··· Materials provided ···

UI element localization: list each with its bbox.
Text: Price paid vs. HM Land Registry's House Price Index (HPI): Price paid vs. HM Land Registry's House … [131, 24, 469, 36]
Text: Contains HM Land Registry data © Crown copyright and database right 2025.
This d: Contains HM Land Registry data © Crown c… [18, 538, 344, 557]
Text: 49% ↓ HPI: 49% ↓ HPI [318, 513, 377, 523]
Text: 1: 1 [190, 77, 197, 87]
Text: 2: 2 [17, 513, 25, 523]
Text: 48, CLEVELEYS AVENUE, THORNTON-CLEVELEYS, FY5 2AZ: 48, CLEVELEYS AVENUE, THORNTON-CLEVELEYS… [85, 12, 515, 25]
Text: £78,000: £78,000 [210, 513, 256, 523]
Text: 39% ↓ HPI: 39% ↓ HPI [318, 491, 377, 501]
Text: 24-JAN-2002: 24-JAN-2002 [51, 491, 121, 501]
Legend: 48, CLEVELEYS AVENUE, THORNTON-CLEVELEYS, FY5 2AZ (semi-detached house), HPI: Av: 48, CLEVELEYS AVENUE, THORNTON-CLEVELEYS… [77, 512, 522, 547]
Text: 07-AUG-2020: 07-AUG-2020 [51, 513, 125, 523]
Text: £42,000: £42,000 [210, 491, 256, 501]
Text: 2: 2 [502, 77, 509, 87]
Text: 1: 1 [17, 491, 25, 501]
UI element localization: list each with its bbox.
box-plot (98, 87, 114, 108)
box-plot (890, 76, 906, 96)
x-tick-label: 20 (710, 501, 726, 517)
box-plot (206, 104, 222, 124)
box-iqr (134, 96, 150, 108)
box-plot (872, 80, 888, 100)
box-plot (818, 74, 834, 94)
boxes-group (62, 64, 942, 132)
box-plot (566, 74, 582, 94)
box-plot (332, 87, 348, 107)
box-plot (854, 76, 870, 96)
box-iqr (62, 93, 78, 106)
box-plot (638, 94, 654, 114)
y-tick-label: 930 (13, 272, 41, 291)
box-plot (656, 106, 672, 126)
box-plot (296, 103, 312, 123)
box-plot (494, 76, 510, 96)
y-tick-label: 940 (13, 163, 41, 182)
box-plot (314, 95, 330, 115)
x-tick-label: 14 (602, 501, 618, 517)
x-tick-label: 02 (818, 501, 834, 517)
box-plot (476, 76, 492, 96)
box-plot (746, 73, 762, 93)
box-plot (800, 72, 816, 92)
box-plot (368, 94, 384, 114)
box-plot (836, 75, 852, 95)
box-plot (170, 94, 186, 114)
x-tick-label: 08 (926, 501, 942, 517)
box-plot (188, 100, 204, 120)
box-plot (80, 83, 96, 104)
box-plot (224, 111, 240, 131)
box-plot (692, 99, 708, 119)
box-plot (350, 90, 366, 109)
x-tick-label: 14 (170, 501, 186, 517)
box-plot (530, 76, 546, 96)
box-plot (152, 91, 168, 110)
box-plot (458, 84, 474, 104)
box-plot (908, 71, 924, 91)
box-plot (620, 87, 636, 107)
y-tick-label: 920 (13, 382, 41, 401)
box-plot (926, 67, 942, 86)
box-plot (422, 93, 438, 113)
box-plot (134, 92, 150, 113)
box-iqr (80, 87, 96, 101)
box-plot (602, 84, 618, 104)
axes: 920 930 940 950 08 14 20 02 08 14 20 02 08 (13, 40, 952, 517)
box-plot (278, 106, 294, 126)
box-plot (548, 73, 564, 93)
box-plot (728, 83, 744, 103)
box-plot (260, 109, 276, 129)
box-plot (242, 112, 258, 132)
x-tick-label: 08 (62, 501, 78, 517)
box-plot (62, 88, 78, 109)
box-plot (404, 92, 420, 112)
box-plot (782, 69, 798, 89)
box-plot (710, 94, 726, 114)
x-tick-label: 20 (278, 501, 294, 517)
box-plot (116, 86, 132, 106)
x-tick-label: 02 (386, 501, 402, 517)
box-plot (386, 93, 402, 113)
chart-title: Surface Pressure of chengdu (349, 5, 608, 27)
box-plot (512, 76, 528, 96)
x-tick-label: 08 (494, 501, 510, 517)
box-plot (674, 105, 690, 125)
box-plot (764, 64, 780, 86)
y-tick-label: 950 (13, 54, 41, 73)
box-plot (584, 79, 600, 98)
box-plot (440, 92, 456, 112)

···

**Request**
Please rewrite the records above, switching every "box-plot" to "box plot" and leaving all else unchanged.

**Worked answer**
UI element localization: list each with its bbox.
Text: Price paid vs. HM Land Registry's House Price Index (HPI): Price paid vs. HM Land Registry's House … [131, 24, 469, 36]
Text: Contains HM Land Registry data © Crown copyright and database right 2025.
This d: Contains HM Land Registry data © Crown c… [18, 538, 344, 557]
Text: 49% ↓ HPI: 49% ↓ HPI [318, 513, 377, 523]
Text: 1: 1 [190, 77, 197, 87]
Text: 2: 2 [17, 513, 25, 523]
Text: 48, CLEVELEYS AVENUE, THORNTON-CLEVELEYS, FY5 2AZ: 48, CLEVELEYS AVENUE, THORNTON-CLEVELEYS… [85, 12, 515, 25]
Text: £78,000: £78,000 [210, 513, 256, 523]
Text: 39% ↓ HPI: 39% ↓ HPI [318, 491, 377, 501]
Text: 24-JAN-2002: 24-JAN-2002 [51, 491, 121, 501]
Legend: 48, CLEVELEYS AVENUE, THORNTON-CLEVELEYS, FY5 2AZ (semi-detached house), HPI: Av: 48, CLEVELEYS AVENUE, THORNTON-CLEVELEYS… [77, 512, 522, 547]
Text: 07-AUG-2020: 07-AUG-2020 [51, 513, 125, 523]
Text: £42,000: £42,000 [210, 491, 256, 501]
Text: 2: 2 [502, 77, 509, 87]
Text: 1: 1 [17, 491, 25, 501]
UI element localization: list each with its bbox.
box plot (98, 87, 114, 108)
box plot (890, 76, 906, 96)
x-tick-label: 20 (710, 501, 726, 517)
box plot (206, 104, 222, 124)
box-iqr (134, 96, 150, 108)
box plot (872, 80, 888, 100)
box plot (818, 74, 834, 94)
boxes-group (62, 64, 942, 132)
box plot (566, 74, 582, 94)
box plot (332, 87, 348, 107)
box plot (854, 76, 870, 96)
box-iqr (62, 93, 78, 106)
box plot (638, 94, 654, 114)
y-tick-label: 930 (13, 272, 41, 291)
box plot (656, 106, 672, 126)
box plot (296, 103, 312, 123)
box plot (494, 76, 510, 96)
y-tick-label: 940 (13, 163, 41, 182)
box plot (314, 95, 330, 115)
x-tick-label: 14 (602, 501, 618, 517)
x-tick-label: 02 (818, 501, 834, 517)
box plot (476, 76, 492, 96)
box plot (746, 73, 762, 93)
box plot (800, 72, 816, 92)
box plot (368, 94, 384, 114)
box plot (836, 75, 852, 95)
box plot (170, 94, 186, 114)
x-tick-label: 08 (926, 501, 942, 517)
box plot (188, 100, 204, 120)
box plot (80, 83, 96, 104)
box plot (224, 111, 240, 131)
box plot (692, 99, 708, 119)
box plot (350, 90, 366, 109)
x-tick-label: 14 (170, 501, 186, 517)
box plot (530, 76, 546, 96)
box plot (152, 91, 168, 110)
box plot (458, 84, 474, 104)
box plot (908, 71, 924, 91)
box plot (620, 87, 636, 107)
y-tick-label: 920 (13, 382, 41, 401)
box plot (926, 67, 942, 86)
box plot (422, 93, 438, 113)
box plot (134, 92, 150, 113)
box-iqr (80, 87, 96, 101)
box plot (602, 84, 618, 104)
axes: 920 930 940 950 08 14 20 02 08 14 20 02 08 (13, 40, 952, 517)
box plot (278, 106, 294, 126)
box plot (548, 73, 564, 93)
box plot (728, 83, 744, 103)
box plot (260, 109, 276, 129)
box plot (242, 112, 258, 132)
x-tick-label: 08 (62, 501, 78, 517)
box plot (62, 88, 78, 109)
box plot (404, 92, 420, 112)
box plot (782, 69, 798, 89)
box plot (710, 94, 726, 114)
x-tick-label: 20 (278, 501, 294, 517)
box plot (116, 86, 132, 106)
x-tick-label: 02 (386, 501, 402, 517)
box plot (386, 93, 402, 113)
chart-title: Surface Pressure of chengdu (349, 5, 608, 27)
box plot (512, 76, 528, 96)
x-tick-label: 08 (494, 501, 510, 517)
box plot (674, 105, 690, 125)
box plot (764, 64, 780, 86)
y-tick-label: 950 (13, 54, 41, 73)
box plot (584, 79, 600, 98)
box plot (440, 92, 456, 112)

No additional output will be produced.